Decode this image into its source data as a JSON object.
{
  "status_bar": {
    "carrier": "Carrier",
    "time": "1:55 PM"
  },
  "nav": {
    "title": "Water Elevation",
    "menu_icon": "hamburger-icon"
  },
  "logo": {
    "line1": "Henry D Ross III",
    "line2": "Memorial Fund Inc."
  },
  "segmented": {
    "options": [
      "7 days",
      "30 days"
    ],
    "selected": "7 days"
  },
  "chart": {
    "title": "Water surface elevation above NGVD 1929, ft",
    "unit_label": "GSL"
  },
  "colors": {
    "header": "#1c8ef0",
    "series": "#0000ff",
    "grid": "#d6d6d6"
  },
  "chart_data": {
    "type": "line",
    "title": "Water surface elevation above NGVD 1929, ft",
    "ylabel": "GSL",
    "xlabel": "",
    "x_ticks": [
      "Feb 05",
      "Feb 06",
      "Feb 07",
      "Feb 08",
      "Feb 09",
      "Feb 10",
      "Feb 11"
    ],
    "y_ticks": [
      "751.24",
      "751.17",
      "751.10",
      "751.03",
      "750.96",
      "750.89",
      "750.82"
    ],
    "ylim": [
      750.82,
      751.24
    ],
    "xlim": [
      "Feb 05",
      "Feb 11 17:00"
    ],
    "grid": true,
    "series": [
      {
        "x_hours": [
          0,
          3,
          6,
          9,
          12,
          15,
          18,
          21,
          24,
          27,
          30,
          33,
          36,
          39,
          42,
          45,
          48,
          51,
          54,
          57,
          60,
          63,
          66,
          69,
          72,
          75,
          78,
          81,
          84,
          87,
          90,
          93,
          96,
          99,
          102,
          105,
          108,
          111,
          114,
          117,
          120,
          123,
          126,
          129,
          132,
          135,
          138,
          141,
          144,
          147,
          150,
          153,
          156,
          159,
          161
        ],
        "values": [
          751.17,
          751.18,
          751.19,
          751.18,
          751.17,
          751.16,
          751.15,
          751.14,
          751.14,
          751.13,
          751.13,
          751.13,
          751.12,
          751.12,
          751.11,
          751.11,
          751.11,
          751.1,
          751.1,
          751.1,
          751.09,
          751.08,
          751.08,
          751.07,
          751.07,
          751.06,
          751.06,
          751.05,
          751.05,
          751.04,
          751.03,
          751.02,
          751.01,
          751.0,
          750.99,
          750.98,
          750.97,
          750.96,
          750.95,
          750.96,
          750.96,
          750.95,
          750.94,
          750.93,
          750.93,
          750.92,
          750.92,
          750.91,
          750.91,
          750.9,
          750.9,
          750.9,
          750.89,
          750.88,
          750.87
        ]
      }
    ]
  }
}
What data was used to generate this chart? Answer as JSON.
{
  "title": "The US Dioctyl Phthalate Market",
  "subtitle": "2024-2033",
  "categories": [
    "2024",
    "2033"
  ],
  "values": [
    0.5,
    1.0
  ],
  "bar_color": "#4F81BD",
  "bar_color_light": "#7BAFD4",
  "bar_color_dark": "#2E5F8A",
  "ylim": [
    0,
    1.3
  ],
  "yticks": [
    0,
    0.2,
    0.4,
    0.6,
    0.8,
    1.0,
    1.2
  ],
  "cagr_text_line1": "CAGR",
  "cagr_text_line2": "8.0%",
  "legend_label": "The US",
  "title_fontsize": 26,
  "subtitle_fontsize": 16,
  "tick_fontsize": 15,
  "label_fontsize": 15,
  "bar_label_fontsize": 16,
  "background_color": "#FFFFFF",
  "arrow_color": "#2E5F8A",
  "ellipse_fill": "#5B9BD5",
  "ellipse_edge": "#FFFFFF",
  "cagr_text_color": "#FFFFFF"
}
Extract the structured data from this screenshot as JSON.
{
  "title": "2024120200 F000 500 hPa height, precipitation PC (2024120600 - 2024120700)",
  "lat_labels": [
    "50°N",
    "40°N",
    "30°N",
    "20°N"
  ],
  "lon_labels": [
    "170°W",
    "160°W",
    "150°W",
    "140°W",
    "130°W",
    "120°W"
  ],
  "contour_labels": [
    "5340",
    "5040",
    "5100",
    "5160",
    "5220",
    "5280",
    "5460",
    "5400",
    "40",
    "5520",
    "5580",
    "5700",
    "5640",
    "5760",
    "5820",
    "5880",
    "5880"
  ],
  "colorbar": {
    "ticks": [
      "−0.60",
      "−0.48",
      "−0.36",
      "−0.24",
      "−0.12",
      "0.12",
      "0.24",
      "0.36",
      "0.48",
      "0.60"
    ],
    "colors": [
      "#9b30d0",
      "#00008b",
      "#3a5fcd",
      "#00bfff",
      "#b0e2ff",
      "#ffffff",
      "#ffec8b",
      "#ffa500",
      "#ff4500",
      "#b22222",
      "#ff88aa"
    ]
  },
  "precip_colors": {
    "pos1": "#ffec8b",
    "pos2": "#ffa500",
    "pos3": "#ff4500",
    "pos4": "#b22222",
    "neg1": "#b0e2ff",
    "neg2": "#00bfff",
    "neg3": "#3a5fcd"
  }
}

==*==

| Directions |
Your task is to quote all of the data word for word.

| Full solution |
Decode this image into its source data as a JSON object.
{
  "status_bar": {
    "carrier": "Carrier",
    "time": "1:55 PM"
  },
  "nav": {
    "title": "Water Elevation",
    "menu_icon": "hamburger-icon"
  },
  "logo": {
    "line1": "Henry D Ross III",
    "line2": "Memorial Fund Inc."
  },
  "segmented": {
    "options": [
      "7 days",
      "30 days"
    ],
    "selected": "7 days"
  },
  "chart": {
    "title": "Water surface elevation above NGVD 1929, ft",
    "unit_label": "GSL"
  },
  "colors": {
    "header": "#1c8ef0",
    "series": "#0000ff",
    "grid": "#d6d6d6"
  },
  "chart_data": {
    "type": "line",
    "title": "Water surface elevation above NGVD 1929, ft",
    "ylabel": "GSL",
    "xlabel": "",
    "x_ticks": [
      "Feb 05",
      "Feb 06",
      "Feb 07",
      "Feb 08",
      "Feb 09",
      "Feb 10",
      "Feb 11"
    ],
    "y_ticks": [
      "751.24",
      "751.17",
      "751.10",
      "751.03",
      "750.96",
      "750.89",
      "750.82"
    ],
    "ylim": [
      750.82,
      751.24
    ],
    "xlim": [
      "Feb 05",
      "Feb 11 17:00"
    ],
    "grid": true,
    "series": [
      {
        "x_hours": [
          0,
          3,
          6,
          9,
          12,
          15,
          18,
          21,
          24,
          27,
          30,
          33,
          36,
          39,
          42,
          45,
          48,
          51,
          54,
          57,
          60,
          63,
          66,
          69,
          72,
          75,
          78,
          81,
          84,
          87,
          90,
          93,
          96,
          99,
          102,
          105,
          108,
          111,
          114,
          117,
          120,
          123,
          126,
          129,
          132,
          135,
          138,
          141,
          144,
          147,
          150,
          153,
          156,
          159,
          161
        ],
        "values": [
          751.17,
          751.18,
          751.19,
          751.18,
          751.17,
          751.16,
          751.15,
          751.14,
          751.14,
          751.13,
          751.13,
          751.13,
          751.12,
          751.12,
          751.11,
          751.11,
          751.11,
          751.1,
          751.1,
          751.1,
          751.09,
          751.08,
          751.08,
          751.07,
          751.07,
          751.06,
          751.06,
          751.05,
          751.05,
          751.04,
          751.03,
          751.02,
          751.01,
          751.0,
          750.99,
          750.98,
          750.97,
          750.96,
          750.95,
          750.96,
          750.96,
          750.95,
          750.94,
          750.93,
          750.93,
          750.92,
          750.92,
          750.91,
          750.91,
          750.9,
          750.9,
          750.9,
          750.89,
          750.88,
          750.87
        ]
      }
    ]
  }
}
What data was used to generate this chart? Answer as JSON.
{
  "title": "The US Dioctyl Phthalate Market",
  "subtitle": "2024-2033",
  "categories": [
    "2024",
    "2033"
  ],
  "values": [
    0.5,
    1.0
  ],
  "bar_color": "#4F81BD",
  "bar_color_light": "#7BAFD4",
  "bar_color_dark": "#2E5F8A",
  "ylim": [
    0,
    1.3
  ],
  "yticks": [
    0,
    0.2,
    0.4,
    0.6,
    0.8,
    1.0,
    1.2
  ],
  "cagr_text_line1": "CAGR",
  "cagr_text_line2": "8.0%",
  "legend_label": "The US",
  "title_fontsize": 26,
  "subtitle_fontsize": 16,
  "tick_fontsize": 15,
  "label_fontsize": 15,
  "bar_label_fontsize": 16,
  "background_color": "#FFFFFF",
  "arrow_color": "#2E5F8A",
  "ellipse_fill": "#5B9BD5",
  "ellipse_edge": "#FFFFFF",
  "cagr_text_color": "#FFFFFF"
}
Extract the structured data from this screenshot as JSON.
{
  "title": "2024120200 F000 500 hPa height, precipitation PC (2024120600 - 2024120700)",
  "lat_labels": [
    "50°N",
    "40°N",
    "30°N",
    "20°N"
  ],
  "lon_labels": [
    "170°W",
    "160°W",
    "150°W",
    "140°W",
    "130°W",
    "120°W"
  ],
  "contour_labels": [
    "5340",
    "5040",
    "5100",
    "5160",
    "5220",
    "5280",
    "5460",
    "5400",
    "40",
    "5520",
    "5580",
    "5700",
    "5640",
    "5760",
    "5820",
    "5880",
    "5880"
  ],
  "colorbar": {
    "ticks": [
      "−0.60",
      "−0.48",
      "−0.36",
      "−0.24",
      "−0.12",
      "0.12",
      "0.24",
      "0.36",
      "0.48",
      "0.60"
    ],
    "colors": [
      "#9b30d0",
      "#00008b",
      "#3a5fcd",
      "#00bfff",
      "#b0e2ff",
      "#ffffff",
      "#ffec8b",
      "#ffa500",
      "#ff4500",
      "#b22222",
      "#ff88aa"
    ]
  },
  "precip_colors": {
    "pos1": "#ffec8b",
    "pos2": "#ffa500",
    "pos3": "#ff4500",
    "pos4": "#b22222",
    "neg1": "#b0e2ff",
    "neg2": "#00bfff",
    "neg3": "#3a5fcd"
  }
}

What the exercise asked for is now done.